### INFORMATION GIVEN
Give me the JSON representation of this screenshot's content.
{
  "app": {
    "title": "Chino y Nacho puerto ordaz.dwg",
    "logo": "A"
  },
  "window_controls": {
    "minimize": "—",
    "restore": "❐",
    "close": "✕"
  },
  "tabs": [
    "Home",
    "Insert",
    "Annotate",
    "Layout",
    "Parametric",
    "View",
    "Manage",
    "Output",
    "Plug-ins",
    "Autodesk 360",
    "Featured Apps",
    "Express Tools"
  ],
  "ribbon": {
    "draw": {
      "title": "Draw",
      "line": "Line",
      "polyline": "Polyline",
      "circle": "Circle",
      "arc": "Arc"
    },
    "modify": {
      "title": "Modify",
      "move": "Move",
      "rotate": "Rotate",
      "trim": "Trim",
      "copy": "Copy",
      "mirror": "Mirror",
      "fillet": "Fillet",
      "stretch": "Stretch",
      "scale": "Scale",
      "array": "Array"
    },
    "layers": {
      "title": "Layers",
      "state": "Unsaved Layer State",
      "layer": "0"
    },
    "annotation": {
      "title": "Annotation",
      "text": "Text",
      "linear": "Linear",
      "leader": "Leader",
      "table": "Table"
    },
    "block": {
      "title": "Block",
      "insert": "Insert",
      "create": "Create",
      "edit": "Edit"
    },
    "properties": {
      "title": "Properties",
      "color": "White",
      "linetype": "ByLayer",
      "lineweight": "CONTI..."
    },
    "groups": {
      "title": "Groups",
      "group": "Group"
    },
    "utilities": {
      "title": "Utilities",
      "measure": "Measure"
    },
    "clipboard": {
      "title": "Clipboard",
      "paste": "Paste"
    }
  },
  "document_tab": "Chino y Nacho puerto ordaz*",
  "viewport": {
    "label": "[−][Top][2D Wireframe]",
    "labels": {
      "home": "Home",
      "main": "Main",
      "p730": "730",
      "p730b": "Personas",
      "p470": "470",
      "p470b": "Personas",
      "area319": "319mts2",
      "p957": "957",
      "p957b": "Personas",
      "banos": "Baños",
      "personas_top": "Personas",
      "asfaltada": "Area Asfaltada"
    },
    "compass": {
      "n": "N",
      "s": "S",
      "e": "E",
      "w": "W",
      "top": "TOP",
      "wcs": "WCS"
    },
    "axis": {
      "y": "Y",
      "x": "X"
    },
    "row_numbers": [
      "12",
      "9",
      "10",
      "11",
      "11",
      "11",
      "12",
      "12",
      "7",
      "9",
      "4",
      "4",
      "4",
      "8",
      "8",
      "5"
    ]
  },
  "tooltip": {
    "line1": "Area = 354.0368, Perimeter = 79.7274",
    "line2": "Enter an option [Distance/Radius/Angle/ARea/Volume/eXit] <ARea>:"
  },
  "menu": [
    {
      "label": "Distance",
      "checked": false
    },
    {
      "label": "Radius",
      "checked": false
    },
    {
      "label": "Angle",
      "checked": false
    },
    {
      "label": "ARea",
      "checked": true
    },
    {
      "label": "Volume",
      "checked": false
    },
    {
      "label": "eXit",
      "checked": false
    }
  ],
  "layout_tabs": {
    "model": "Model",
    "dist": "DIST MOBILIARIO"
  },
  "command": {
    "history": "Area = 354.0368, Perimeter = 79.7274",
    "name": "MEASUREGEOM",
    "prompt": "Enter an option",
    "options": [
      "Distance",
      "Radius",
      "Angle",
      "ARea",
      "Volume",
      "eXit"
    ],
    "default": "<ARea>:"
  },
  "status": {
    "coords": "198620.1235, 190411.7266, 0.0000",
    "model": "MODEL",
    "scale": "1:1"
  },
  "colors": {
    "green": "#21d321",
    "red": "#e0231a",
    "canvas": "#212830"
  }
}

### PROBLEM DESCRIPTION
Identify each line in the records above that contains the word "eXit", and copy it out in full.

### CORRECT ANSWER
    "line2": "Enter an option [Distance/Radius/Angle/ARea/Volume/eXit] <ARea>:"
      "label": "eXit",
      "eXit"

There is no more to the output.